Structured figure records
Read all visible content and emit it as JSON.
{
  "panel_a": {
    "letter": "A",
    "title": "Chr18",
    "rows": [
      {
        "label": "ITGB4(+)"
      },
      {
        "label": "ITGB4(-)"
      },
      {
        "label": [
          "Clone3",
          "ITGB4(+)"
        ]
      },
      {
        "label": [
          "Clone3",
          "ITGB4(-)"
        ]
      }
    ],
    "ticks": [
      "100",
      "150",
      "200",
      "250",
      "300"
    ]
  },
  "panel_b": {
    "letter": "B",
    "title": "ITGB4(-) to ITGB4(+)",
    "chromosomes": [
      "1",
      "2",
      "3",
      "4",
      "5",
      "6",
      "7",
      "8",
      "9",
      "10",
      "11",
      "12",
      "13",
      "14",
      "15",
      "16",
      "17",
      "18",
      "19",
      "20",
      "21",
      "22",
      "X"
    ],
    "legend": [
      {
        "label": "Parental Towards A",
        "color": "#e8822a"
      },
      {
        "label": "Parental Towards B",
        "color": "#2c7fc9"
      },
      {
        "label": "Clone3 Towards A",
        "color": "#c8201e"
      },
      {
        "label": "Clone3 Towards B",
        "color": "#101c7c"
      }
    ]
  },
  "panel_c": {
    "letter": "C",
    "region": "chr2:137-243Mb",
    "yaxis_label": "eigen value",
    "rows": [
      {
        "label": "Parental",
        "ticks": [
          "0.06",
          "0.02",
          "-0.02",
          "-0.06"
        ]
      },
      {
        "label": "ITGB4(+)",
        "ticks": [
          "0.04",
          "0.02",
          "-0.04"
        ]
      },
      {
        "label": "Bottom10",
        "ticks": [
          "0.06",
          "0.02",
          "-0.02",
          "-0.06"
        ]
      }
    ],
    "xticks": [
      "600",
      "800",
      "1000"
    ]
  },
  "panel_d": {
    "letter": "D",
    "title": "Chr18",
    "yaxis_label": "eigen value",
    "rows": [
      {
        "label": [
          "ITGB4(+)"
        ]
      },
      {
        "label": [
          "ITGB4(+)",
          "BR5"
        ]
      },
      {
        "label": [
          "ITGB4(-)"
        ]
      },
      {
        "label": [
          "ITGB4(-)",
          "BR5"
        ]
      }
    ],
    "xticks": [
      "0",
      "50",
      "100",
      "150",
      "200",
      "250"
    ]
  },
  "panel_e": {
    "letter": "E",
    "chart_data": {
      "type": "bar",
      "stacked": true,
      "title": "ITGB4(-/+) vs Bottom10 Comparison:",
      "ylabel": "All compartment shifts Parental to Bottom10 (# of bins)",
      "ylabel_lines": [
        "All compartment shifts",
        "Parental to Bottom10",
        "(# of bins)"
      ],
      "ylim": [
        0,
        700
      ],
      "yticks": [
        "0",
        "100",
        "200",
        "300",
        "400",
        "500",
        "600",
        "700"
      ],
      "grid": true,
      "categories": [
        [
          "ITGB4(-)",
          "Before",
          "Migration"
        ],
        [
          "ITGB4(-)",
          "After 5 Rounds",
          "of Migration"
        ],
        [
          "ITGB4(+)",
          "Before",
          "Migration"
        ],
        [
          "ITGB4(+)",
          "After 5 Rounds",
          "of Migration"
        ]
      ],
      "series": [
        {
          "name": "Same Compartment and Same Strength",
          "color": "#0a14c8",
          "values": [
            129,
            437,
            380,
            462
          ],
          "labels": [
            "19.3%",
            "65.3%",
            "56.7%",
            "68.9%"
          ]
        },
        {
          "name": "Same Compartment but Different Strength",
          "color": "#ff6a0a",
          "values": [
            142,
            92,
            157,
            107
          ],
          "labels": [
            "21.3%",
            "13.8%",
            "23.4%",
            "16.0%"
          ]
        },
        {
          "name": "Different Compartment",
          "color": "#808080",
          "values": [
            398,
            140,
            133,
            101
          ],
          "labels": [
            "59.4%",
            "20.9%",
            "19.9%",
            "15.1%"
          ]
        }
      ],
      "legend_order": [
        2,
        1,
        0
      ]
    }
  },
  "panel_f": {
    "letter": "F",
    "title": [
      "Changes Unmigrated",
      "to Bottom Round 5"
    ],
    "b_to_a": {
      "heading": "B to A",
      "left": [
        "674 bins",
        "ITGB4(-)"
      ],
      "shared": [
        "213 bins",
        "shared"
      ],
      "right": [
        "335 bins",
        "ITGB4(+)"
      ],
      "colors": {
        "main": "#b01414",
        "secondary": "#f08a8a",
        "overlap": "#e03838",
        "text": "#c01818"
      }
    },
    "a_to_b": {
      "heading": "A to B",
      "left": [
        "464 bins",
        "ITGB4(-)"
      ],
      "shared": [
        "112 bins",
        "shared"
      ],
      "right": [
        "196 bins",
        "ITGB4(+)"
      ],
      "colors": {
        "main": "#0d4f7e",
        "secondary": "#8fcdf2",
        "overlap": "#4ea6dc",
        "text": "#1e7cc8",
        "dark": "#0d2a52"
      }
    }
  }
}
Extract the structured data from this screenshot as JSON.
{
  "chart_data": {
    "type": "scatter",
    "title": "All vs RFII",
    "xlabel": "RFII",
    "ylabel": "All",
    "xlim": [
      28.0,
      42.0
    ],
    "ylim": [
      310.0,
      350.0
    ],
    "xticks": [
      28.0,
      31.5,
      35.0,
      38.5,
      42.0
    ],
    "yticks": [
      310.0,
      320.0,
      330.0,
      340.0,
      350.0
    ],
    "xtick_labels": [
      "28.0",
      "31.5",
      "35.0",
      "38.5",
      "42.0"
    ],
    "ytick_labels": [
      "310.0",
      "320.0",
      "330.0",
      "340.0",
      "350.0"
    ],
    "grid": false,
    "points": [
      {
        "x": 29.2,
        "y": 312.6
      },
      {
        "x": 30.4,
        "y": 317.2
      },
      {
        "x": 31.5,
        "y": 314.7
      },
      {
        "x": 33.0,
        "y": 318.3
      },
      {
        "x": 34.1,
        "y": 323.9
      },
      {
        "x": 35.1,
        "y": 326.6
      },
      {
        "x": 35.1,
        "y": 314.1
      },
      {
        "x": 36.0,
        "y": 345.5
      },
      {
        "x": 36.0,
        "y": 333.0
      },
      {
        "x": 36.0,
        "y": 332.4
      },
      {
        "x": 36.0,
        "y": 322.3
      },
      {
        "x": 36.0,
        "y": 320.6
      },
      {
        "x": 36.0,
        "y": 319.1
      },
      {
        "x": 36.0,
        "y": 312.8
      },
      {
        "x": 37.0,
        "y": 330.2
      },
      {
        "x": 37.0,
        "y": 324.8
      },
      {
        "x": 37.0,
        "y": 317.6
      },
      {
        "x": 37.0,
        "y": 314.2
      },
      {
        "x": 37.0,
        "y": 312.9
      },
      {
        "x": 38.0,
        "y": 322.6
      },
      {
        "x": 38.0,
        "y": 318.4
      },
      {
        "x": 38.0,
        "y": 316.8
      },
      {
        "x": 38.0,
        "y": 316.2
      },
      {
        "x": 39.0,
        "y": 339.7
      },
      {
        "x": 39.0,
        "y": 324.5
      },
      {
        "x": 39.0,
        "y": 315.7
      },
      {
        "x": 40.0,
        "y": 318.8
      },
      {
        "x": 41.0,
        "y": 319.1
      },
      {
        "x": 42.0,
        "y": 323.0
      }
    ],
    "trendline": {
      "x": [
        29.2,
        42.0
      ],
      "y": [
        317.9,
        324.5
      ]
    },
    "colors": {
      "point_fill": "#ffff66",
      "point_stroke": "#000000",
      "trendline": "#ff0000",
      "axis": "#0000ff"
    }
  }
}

◆ **TASK DIRECTIONS**
Reproduce the entries above exactly.

◆ **SOLVED PROBLEM**
Read all visible content and emit it as JSON.
{
  "panel_a": {
    "letter": "A",
    "title": "Chr18",
    "rows": [
      {
        "label": "ITGB4(+)"
      },
      {
        "label": "ITGB4(-)"
      },
      {
        "label": [
          "Clone3",
          "ITGB4(+)"
        ]
      },
      {
        "label": [
          "Clone3",
          "ITGB4(-)"
        ]
      }
    ],
    "ticks": [
      "100",
      "150",
      "200",
      "250",
      "300"
    ]
  },
  "panel_b": {
    "letter": "B",
    "title": "ITGB4(-) to ITGB4(+)",
    "chromosomes": [
      "1",
      "2",
      "3",
      "4",
      "5",
      "6",
      "7",
      "8",
      "9",
      "10",
      "11",
      "12",
      "13",
      "14",
      "15",
      "16",
      "17",
      "18",
      "19",
      "20",
      "21",
      "22",
      "X"
    ],
    "legend": [
      {
        "label": "Parental Towards A",
        "color": "#e8822a"
      },
      {
        "label": "Parental Towards B",
        "color": "#2c7fc9"
      },
      {
        "label": "Clone3 Towards A",
        "color": "#c8201e"
      },
      {
        "label": "Clone3 Towards B",
        "color": "#101c7c"
      }
    ]
  },
  "panel_c": {
    "letter": "C",
    "region": "chr2:137-243Mb",
    "yaxis_label": "eigen value",
    "rows": [
      {
        "label": "Parental",
        "ticks": [
          "0.06",
          "0.02",
          "-0.02",
          "-0.06"
        ]
      },
      {
        "label": "ITGB4(+)",
        "ticks": [
          "0.04",
          "0.02",
          "-0.04"
        ]
      },
      {
        "label": "Bottom10",
        "ticks": [
          "0.06",
          "0.02",
          "-0.02",
          "-0.06"
        ]
      }
    ],
    "xticks": [
      "600",
      "800",
      "1000"
    ]
  },
  "panel_d": {
    "letter": "D",
    "title": "Chr18",
    "yaxis_label": "eigen value",
    "rows": [
      {
        "label": [
          "ITGB4(+)"
        ]
      },
      {
        "label": [
          "ITGB4(+)",
          "BR5"
        ]
      },
      {
        "label": [
          "ITGB4(-)"
        ]
      },
      {
        "label": [
          "ITGB4(-)",
          "BR5"
        ]
      }
    ],
    "xticks": [
      "0",
      "50",
      "100",
      "150",
      "200",
      "250"
    ]
  },
  "panel_e": {
    "letter": "E",
    "chart_data": {
      "type": "bar",
      "stacked": true,
      "title": "ITGB4(-/+) vs Bottom10 Comparison:",
      "ylabel": "All compartment shifts Parental to Bottom10 (# of bins)",
      "ylabel_lines": [
        "All compartment shifts",
        "Parental to Bottom10",
        "(# of bins)"
      ],
      "ylim": [
        0,
        700
      ],
      "yticks": [
        "0",
        "100",
        "200",
        "300",
        "400",
        "500",
        "600",
        "700"
      ],
      "grid": true,
      "categories": [
        [
          "ITGB4(-)",
          "Before",
          "Migration"
        ],
        [
          "ITGB4(-)",
          "After 5 Rounds",
          "of Migration"
        ],
        [
          "ITGB4(+)",
          "Before",
          "Migration"
        ],
        [
          "ITGB4(+)",
          "After 5 Rounds",
          "of Migration"
        ]
      ],
      "series": [
        {
          "name": "Same Compartment and Same Strength",
          "color": "#0a14c8",
          "values": [
            129,
            437,
            380,
            462
          ],
          "labels": [
            "19.3%",
            "65.3%",
            "56.7%",
            "68.9%"
          ]
        },
        {
          "name": "Same Compartment but Different Strength",
          "color": "#ff6a0a",
          "values": [
            142,
            92,
            157,
            107
          ],
          "labels": [
            "21.3%",
            "13.8%",
            "23.4%",
            "16.0%"
          ]
        },
        {
          "name": "Different Compartment",
          "color": "#808080",
          "values": [
            398,
            140,
            133,
            101
          ],
          "labels": [
            "59.4%",
            "20.9%",
            "19.9%",
            "15.1%"
          ]
        }
      ],
      "legend_order": [
        2,
        1,
        0
      ]
    }
  },
  "panel_f": {
    "letter": "F",
    "title": [
      "Changes Unmigrated",
      "to Bottom Round 5"
    ],
    "b_to_a": {
      "heading": "B to A",
      "left": [
        "674 bins",
        "ITGB4(-)"
      ],
      "shared": [
        "213 bins",
        "shared"
      ],
      "right": [
        "335 bins",
        "ITGB4(+)"
      ],
      "colors": {
        "main": "#b01414",
        "secondary": "#f08a8a",
        "overlap": "#e03838",
        "text": "#c01818"
      }
    },
    "a_to_b": {
      "heading": "A to B",
      "left": [
        "464 bins",
        "ITGB4(-)"
      ],
      "shared": [
        "112 bins",
        "shared"
      ],
      "right": [
        "196 bins",
        "ITGB4(+)"
      ],
      "colors": {
        "main": "#0d4f7e",
        "secondary": "#8fcdf2",
        "overlap": "#4ea6dc",
        "text": "#1e7cc8",
        "dark": "#0d2a52"
      }
    }
  }
}
Extract the structured data from this screenshot as JSON.
{
  "chart_data": {
    "type": "scatter",
    "title": "All vs RFII",
    "xlabel": "RFII",
    "ylabel": "All",
    "xlim": [
      28.0,
      42.0
    ],
    "ylim": [
      310.0,
      350.0
    ],
    "xticks": [
      28.0,
      31.5,
      35.0,
      38.5,
      42.0
    ],
    "yticks": [
      310.0,
      320.0,
      330.0,
      340.0,
      350.0
    ],
    "xtick_labels": [
      "28.0",
      "31.5",
      "35.0",
      "38.5",
      "42.0"
    ],
    "ytick_labels": [
      "310.0",
      "320.0",
      "330.0",
      "340.0",
      "350.0"
    ],
    "grid": false,
    "points": [
      {
        "x": 29.2,
        "y": 312.6
      },
      {
        "x": 30.4,
        "y": 317.2
      },
      {
        "x": 31.5,
        "y": 314.7
      },
      {
        "x": 33.0,
        "y": 318.3
      },
      {
        "x": 34.1,
        "y": 323.9
      },
      {
        "x": 35.1,
        "y": 326.6
      },
      {
        "x": 35.1,
        "y": 314.1
      },
      {
        "x": 36.0,
        "y": 345.5
      },
      {
        "x": 36.0,
        "y": 333.0
      },
      {
        "x": 36.0,
        "y": 332.4
      },
      {
        "x": 36.0,
        "y": 322.3
      },
      {
        "x": 36.0,
        "y": 320.6
      },
      {
        "x": 36.0,
        "y": 319.1
      },
      {
        "x": 36.0,
        "y": 312.8
      },
      {
        "x": 37.0,
        "y": 330.2
      },
      {
        "x": 37.0,
        "y": 324.8
      },
      {
        "x": 37.0,
        "y": 317.6
      },
      {
        "x": 37.0,
        "y": 314.2
      },
      {
        "x": 37.0,
        "y": 312.9
      },
      {
        "x": 38.0,
        "y": 322.6
      },
      {
        "x": 38.0,
        "y": 318.4
      },
      {
        "x": 38.0,
        "y": 316.8
      },
      {
        "x": 38.0,
        "y": 316.2
      },
      {
        "x": 39.0,
        "y": 339.7
      },
      {
        "x": 39.0,
        "y": 324.5
      },
      {
        "x": 39.0,
        "y": 315.7
      },
      {
        "x": 40.0,
        "y": 318.8
      },
      {
        "x": 41.0,
        "y": 319.1
      },
      {
        "x": 42.0,
        "y": 323.0
      }
    ],
    "trendline": {
      "x": [
        29.2,
        42.0
      ],
      "y": [
        317.9,
        324.5
      ]
    },
    "colors": {
      "point_fill": "#ffff66",
      "point_stroke": "#000000",
      "trendline": "#ff0000",
      "axis": "#0000ff"
    }
  }
}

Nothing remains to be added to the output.